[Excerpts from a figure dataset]
--------
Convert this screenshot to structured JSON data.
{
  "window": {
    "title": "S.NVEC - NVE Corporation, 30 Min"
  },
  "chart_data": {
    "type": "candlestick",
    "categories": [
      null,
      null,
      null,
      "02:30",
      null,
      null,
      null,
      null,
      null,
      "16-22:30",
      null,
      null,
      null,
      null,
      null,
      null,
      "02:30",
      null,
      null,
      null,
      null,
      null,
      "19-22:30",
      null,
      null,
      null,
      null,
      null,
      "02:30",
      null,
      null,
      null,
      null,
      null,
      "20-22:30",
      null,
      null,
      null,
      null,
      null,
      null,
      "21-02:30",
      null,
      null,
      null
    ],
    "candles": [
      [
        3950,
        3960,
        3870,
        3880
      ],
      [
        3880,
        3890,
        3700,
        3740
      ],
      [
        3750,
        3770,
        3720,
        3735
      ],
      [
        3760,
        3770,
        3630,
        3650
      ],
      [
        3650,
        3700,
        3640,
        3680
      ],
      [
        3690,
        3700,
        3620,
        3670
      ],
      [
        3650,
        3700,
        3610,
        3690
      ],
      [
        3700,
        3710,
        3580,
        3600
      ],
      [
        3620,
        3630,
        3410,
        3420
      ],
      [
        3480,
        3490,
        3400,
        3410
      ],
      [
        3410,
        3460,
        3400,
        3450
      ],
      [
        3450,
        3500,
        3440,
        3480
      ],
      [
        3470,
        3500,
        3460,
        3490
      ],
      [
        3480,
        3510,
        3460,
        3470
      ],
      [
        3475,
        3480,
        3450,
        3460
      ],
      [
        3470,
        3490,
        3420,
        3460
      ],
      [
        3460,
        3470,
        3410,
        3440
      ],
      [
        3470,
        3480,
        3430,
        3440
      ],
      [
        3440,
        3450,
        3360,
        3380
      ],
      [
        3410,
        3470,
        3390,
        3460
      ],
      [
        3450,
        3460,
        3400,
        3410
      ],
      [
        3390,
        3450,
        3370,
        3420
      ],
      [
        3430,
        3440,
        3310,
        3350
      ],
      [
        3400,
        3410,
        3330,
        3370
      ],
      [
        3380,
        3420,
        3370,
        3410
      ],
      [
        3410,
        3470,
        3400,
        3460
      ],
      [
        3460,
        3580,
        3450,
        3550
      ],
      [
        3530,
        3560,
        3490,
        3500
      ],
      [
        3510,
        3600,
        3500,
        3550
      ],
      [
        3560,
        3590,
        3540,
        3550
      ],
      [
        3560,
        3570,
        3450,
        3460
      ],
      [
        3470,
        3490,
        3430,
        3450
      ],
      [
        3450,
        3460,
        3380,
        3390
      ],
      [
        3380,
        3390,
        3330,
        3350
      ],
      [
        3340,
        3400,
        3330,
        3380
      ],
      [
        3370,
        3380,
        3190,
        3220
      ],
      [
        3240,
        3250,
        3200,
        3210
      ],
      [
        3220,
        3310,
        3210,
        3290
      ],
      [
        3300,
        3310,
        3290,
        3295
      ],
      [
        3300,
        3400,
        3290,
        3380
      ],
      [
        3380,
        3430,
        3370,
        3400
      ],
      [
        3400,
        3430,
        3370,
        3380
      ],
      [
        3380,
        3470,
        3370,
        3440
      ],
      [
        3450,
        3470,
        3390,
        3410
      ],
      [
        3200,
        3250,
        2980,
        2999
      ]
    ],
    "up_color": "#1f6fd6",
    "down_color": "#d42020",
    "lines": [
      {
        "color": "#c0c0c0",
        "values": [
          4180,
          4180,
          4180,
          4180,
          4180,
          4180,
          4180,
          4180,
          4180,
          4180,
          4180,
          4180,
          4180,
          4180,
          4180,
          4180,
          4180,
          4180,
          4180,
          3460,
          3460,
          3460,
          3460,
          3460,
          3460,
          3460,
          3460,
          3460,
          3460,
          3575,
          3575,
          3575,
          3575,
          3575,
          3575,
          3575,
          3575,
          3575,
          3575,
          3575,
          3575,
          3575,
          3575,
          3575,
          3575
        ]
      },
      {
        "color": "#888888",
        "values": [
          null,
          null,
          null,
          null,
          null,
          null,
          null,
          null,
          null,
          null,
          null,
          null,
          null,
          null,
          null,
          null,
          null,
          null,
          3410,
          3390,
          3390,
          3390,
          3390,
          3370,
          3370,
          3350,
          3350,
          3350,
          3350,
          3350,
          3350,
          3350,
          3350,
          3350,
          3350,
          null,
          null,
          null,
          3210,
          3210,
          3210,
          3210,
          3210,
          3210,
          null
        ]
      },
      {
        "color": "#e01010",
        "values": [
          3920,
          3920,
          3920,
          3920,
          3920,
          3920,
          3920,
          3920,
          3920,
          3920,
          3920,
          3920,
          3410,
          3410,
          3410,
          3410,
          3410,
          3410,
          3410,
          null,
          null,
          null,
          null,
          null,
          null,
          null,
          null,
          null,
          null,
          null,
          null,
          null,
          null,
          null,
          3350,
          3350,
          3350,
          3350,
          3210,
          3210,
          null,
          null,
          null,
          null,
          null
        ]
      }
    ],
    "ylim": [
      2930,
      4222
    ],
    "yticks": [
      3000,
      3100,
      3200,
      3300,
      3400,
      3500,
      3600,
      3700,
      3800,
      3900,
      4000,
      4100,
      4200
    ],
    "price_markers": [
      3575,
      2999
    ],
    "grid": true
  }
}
--------
# [Given request]
Copy out the full listing exactly.

# [The completed task]
Convert this screenshot to structured JSON data.
{
  "window": {
    "title": "S.NVEC - NVE Corporation, 30 Min"
  },
  "chart_data": {
    "type": "candlestick",
    "categories": [
      null,
      null,
      null,
      "02:30",
      null,
      null,
      null,
      null,
      null,
      "16-22:30",
      null,
      null,
      null,
      null,
      null,
      null,
      "02:30",
      null,
      null,
      null,
      null,
      null,
      "19-22:30",
      null,
      null,
      null,
      null,
      null,
      "02:30",
      null,
      null,
      null,
      null,
      null,
      "20-22:30",
      null,
      null,
      null,
      null,
      null,
      null,
      "21-02:30",
      null,
      null,
      null
    ],
    "candles": [
      [
        3950,
        3960,
        3870,
        3880
      ],
      [
        3880,
        3890,
        3700,
        3740
      ],
      [
        3750,
        3770,
        3720,
        3735
      ],
      [
        3760,
        3770,
        3630,
        3650
      ],
      [
        3650,
        3700,
        3640,
        3680
      ],
      [
        3690,
        3700,
        3620,
        3670
      ],
      [
        3650,
        3700,
        3610,
        3690
      ],
      [
        3700,
        3710,
        3580,
        3600
      ],
      [
        3620,
        3630,
        3410,
        3420
      ],
      [
        3480,
        3490,
        3400,
        3410
      ],
      [
        3410,
        3460,
        3400,
        3450
      ],
      [
        3450,
        3500,
        3440,
        3480
      ],
      [
        3470,
        3500,
        3460,
        3490
      ],
      [
        3480,
        3510,
        3460,
        3470
      ],
      [
        3475,
        3480,
        3450,
        3460
      ],
      [
        3470,
        3490,
        3420,
        3460
      ],
      [
        3460,
        3470,
        3410,
        3440
      ],
      [
        3470,
        3480,
        3430,
        3440
      ],
      [
        3440,
        3450,
        3360,
        3380
      ],
      [
        3410,
        3470,
        3390,
        3460
      ],
      [
        3450,
        3460,
        3400,
        3410
      ],
      [
        3390,
        3450,
        3370,
        3420
      ],
      [
        3430,
        3440,
        3310,
        3350
      ],
      [
        3400,
        3410,
        3330,
        3370
      ],
      [
        3380,
        3420,
        3370,
        3410
      ],
      [
        3410,
        3470,
        3400,
        3460
      ],
      [
        3460,
        3580,
        3450,
        3550
      ],
      [
        3530,
        3560,
        3490,
        3500
      ],
      [
        3510,
        3600,
        3500,
        3550
      ],
      [
        3560,
        3590,
        3540,
        3550
      ],
      [
        3560,
        3570,
        3450,
        3460
      ],
      [
        3470,
        3490,
        3430,
        3450
      ],
      [
        3450,
        3460,
        3380,
        3390
      ],
      [
        3380,
        3390,
        3330,
        3350
      ],
      [
        3340,
        3400,
        3330,
        3380
      ],
      [
        3370,
        3380,
        3190,
        3220
      ],
      [
        3240,
        3250,
        3200,
        3210
      ],
      [
        3220,
        3310,
        3210,
        3290
      ],
      [
        3300,
        3310,
        3290,
        3295
      ],
      [
        3300,
        3400,
        3290,
        3380
      ],
      [
        3380,
        3430,
        3370,
        3400
      ],
      [
        3400,
        3430,
        3370,
        3380
      ],
      [
        3380,
        3470,
        3370,
        3440
      ],
      [
        3450,
        3470,
        3390,
        3410
      ],
      [
        3200,
        3250,
        2980,
        2999
      ]
    ],
    "up_color": "#1f6fd6",
    "down_color": "#d42020",
    "lines": [
      {
        "color": "#c0c0c0",
        "values": [
          4180,
          4180,
          4180,
          4180,
          4180,
          4180,
          4180,
          4180,
          4180,
          4180,
          4180,
          4180,
          4180,
          4180,
          4180,
          4180,
          4180,
          4180,
          4180,
          3460,
          3460,
          3460,
          3460,
          3460,
          3460,
          3460,
          3460,
          3460,
          3460,
          3575,
          3575,
          3575,
          3575,
          3575,
          3575,
          3575,
          3575,
          3575,
          3575,
          3575,
          3575,
          3575,
          3575,
          3575,
          3575
        ]
      },
      {
        "color": "#888888",
        "values": [
          null,
          null,
          null,
          null,
          null,
          null,
          null,
          null,
          null,
          null,
          null,
          null,
          null,
          null,
          null,
          null,
          null,
          null,
          3410,
          3390,
          3390,
          3390,
          3390,
          3370,
          3370,
          3350,
          3350,
          3350,
          3350,
          3350,
          3350,
          3350,
          3350,
          3350,
          3350,
          null,
          null,
          null,
          3210,
          3210,
          3210,
          3210,
          3210,
          3210,
          null
        ]
      },
      {
        "color": "#e01010",
        "values": [
          3920,
          3920,
          3920,
          3920,
          3920,
          3920,
          3920,
          3920,
          3920,
          3920,
          3920,
          3920,
          3410,
          3410,
          3410,
          3410,
          3410,
          3410,
          3410,
          null,
          null,
          null,
          null,
          null,
          null,
          null,
          null,
          null,
          null,
          null,
          null,
          null,
          null,
          null,
          3350,
          3350,
          3350,
          3350,
          3210,
          3210,
          null,
          null,
          null,
          null,
          null
        ]
      }
    ],
    "ylim": [
      2930,
      4222
    ],
    "yticks": [
      3000,
      3100,
      3200,
      3300,
      3400,
      3500,
      3600,
      3700,
      3800,
      3900,
      4000,
      4100,
      4200
    ],
    "price_markers": [
      3575,
      2999
    ],
    "grid": true
  }
}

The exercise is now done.